BEGIN STORED ROWS

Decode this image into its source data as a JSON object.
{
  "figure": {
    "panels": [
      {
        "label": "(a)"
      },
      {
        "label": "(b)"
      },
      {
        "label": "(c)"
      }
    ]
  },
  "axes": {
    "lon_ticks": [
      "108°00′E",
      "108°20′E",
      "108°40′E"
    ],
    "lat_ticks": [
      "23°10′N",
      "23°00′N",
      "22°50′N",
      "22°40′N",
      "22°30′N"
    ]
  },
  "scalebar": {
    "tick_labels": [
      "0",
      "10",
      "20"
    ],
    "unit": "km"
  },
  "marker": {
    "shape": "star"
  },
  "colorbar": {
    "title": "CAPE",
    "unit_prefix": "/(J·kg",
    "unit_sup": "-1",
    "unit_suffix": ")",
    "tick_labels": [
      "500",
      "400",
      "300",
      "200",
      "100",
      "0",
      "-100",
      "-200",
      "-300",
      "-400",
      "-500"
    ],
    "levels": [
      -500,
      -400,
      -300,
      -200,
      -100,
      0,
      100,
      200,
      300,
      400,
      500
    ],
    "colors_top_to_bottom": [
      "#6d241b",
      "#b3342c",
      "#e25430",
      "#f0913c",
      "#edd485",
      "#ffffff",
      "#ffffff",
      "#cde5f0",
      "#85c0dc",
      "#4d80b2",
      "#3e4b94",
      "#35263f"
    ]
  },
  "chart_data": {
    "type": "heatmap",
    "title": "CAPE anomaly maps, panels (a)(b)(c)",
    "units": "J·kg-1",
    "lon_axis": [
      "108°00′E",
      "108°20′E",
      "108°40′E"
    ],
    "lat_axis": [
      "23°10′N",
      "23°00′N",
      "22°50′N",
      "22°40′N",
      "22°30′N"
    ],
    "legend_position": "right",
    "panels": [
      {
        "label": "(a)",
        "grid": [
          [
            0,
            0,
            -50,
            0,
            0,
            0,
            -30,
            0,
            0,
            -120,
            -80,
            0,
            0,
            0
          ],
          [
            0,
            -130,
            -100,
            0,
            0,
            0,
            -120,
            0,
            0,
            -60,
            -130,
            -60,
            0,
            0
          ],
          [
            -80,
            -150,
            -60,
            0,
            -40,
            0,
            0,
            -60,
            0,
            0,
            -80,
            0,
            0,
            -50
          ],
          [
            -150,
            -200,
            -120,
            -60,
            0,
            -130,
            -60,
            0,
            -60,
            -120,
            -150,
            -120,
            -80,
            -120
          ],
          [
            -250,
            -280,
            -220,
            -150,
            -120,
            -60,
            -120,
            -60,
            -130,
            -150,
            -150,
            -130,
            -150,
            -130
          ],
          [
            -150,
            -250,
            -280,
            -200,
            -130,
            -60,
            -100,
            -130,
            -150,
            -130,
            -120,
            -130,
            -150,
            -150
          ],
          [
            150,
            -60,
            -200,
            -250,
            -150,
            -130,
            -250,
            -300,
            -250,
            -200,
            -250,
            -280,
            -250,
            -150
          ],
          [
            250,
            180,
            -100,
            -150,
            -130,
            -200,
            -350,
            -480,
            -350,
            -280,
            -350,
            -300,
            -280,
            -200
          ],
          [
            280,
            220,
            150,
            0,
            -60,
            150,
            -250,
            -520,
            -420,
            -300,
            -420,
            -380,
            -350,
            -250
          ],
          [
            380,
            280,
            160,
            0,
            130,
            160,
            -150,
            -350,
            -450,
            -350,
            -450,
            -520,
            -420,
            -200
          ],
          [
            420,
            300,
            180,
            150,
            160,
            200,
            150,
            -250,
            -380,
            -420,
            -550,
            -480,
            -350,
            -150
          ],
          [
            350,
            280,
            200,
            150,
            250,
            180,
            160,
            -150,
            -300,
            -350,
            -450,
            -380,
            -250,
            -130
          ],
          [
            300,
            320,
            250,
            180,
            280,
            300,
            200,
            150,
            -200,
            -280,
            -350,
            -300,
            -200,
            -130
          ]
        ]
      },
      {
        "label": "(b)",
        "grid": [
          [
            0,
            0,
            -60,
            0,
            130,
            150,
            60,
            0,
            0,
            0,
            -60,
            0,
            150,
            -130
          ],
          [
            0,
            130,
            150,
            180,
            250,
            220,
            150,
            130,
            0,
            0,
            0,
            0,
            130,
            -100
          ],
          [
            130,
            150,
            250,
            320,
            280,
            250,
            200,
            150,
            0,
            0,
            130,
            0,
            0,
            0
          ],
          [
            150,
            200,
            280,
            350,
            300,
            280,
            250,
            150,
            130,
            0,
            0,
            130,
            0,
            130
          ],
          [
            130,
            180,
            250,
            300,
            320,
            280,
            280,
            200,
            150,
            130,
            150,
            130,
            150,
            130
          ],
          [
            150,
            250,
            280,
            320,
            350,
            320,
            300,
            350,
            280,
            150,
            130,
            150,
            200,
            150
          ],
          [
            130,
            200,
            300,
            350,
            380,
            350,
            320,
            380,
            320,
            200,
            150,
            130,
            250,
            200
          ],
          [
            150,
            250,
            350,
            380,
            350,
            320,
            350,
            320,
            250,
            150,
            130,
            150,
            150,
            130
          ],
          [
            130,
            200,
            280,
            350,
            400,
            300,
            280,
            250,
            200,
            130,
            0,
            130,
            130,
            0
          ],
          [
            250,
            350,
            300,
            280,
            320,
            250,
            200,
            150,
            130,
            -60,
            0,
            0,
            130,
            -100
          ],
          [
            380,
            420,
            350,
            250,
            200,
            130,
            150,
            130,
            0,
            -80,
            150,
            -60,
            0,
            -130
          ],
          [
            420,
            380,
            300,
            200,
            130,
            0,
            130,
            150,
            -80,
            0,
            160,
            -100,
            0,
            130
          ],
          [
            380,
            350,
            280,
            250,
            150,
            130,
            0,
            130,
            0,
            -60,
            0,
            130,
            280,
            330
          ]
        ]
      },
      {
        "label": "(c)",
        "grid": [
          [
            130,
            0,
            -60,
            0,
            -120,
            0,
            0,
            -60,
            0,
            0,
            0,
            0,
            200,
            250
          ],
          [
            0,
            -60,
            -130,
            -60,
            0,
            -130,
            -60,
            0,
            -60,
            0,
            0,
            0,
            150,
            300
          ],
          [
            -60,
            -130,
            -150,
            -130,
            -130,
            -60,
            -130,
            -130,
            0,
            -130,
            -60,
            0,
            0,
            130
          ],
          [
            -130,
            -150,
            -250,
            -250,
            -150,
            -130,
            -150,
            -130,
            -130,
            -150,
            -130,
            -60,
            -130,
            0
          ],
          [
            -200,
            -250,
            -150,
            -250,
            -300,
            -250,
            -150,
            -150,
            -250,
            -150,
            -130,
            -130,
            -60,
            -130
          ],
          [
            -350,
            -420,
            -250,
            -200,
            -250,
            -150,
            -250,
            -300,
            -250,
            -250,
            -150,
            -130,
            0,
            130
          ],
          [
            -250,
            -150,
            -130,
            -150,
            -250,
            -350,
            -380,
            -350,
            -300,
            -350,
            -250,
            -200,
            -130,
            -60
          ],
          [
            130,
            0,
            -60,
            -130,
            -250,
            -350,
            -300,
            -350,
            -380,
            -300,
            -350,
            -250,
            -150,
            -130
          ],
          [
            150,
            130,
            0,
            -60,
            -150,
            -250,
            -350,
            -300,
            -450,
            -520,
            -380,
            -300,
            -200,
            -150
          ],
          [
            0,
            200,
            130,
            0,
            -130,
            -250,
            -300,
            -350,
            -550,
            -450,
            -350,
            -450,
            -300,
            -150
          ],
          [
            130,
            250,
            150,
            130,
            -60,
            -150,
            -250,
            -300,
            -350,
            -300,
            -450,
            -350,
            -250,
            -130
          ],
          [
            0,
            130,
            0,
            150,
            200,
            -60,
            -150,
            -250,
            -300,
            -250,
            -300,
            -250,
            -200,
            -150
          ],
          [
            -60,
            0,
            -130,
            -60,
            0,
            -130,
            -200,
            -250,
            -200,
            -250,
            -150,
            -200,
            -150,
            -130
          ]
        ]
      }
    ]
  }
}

END STORED ROWS

▶ **INSTRUCTION**:
Return only those lines of the records that contain the string "CAPE".

▶ **FULL OUTPUT**:
    "title": "CAPE",
    "title": "CAPE anomaly maps, panels (a)(b)(c)",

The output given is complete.